Sift the material for lines containing "Cepa", and return them.

────────────────

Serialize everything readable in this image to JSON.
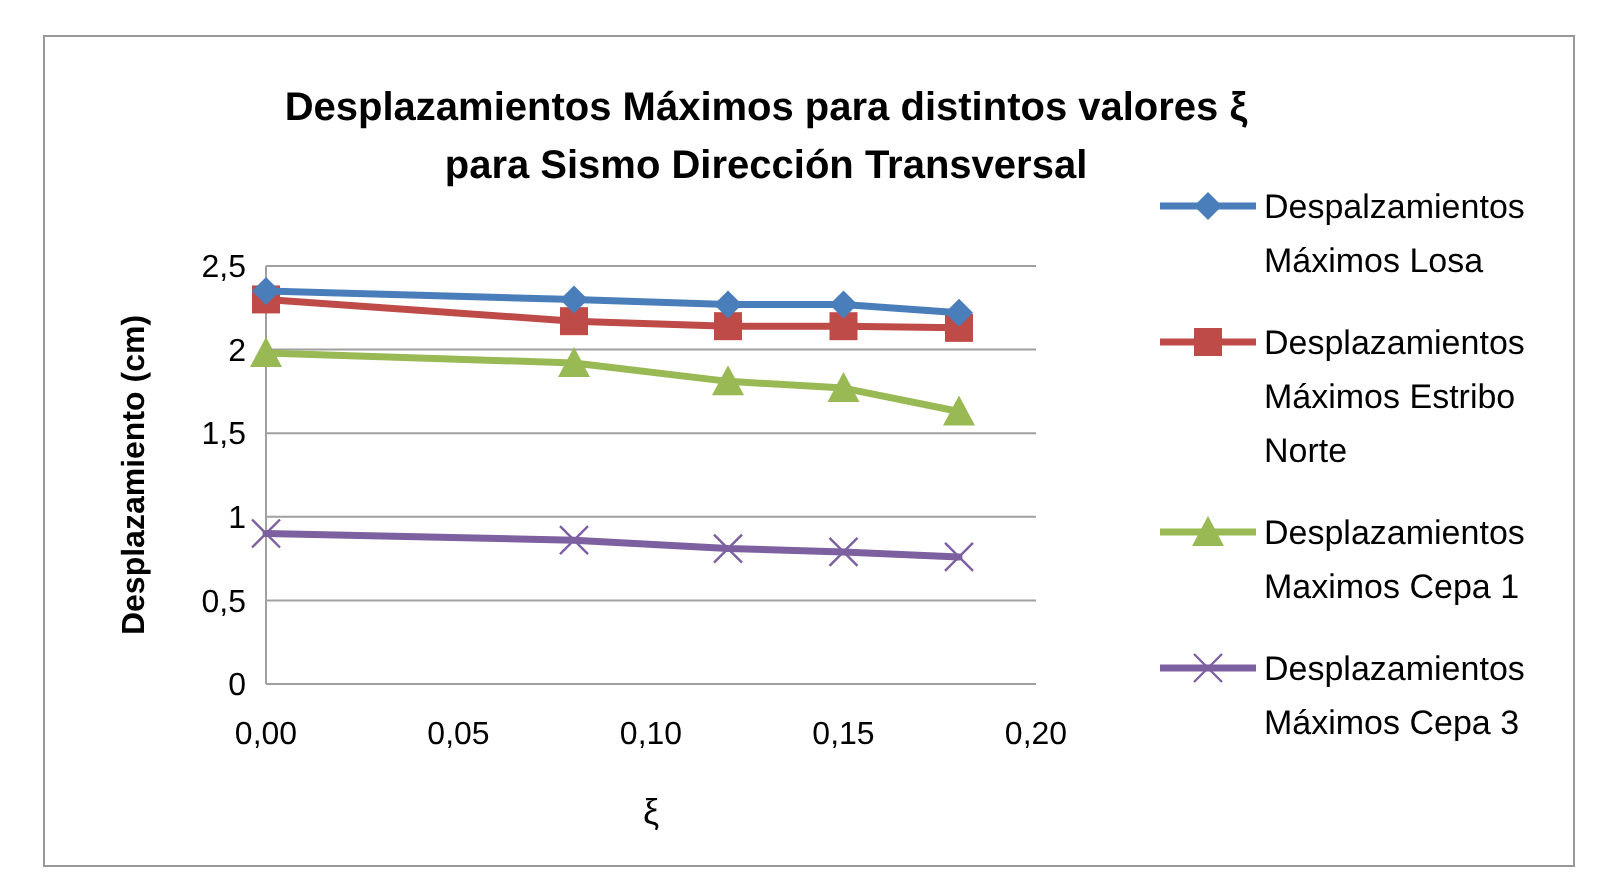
{
  "chart_data": {
    "type": "line",
    "title": "Desplazamientos Máximos para distintos valores ξ para Sismo Dirección Transversal",
    "xlabel": "ξ",
    "ylabel": "Desplazamiento  (cm)",
    "x": [
      0,
      0.08,
      0.12,
      0.15,
      0.18
    ],
    "series": [
      {
        "name": "Despalzamientos Máximos Losa",
        "color": "#4a7ebb",
        "marker": "diamond",
        "values": [
          2.35,
          2.3,
          2.27,
          2.27,
          2.22
        ]
      },
      {
        "name": "Desplazamientos Máximos Estribo Norte",
        "color": "#be4b48",
        "marker": "square",
        "values": [
          2.3,
          2.17,
          2.14,
          2.14,
          2.13
        ]
      },
      {
        "name": "Desplazamientos Maximos Cepa 1",
        "color": "#98b954",
        "marker": "triangle",
        "values": [
          1.98,
          1.92,
          1.81,
          1.77,
          1.63
        ]
      },
      {
        "name": "Desplazamientos Máximos Cepa 3",
        "color": "#7d60a0",
        "marker": "cross",
        "values": [
          0.9,
          0.86,
          0.81,
          0.79,
          0.76
        ]
      }
    ],
    "xlim": [
      0,
      0.2
    ],
    "xticks": [
      {
        "value": 0,
        "label": "0,00"
      },
      {
        "value": 0.05,
        "label": "0,05"
      },
      {
        "value": 0.1,
        "label": "0,10"
      },
      {
        "value": 0.15,
        "label": "0,15"
      },
      {
        "value": 0.2,
        "label": "0,20"
      }
    ],
    "ylim": [
      0,
      2.5
    ],
    "yticks": [
      0,
      {
        "value": 0.5,
        "label": "0,5"
      },
      1,
      {
        "value": 1.5,
        "label": "1,5"
      },
      2,
      {
        "value": 2.5,
        "label": "2,5"
      }
    ],
    "grid": "y",
    "legend": "right",
    "line_style": "solid"
  }
}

────────────────

Reply to the exercise
        "name": "Desplazamientos Maximos Cepa 1",
        "name": "Desplazamientos Máximos Cepa 3",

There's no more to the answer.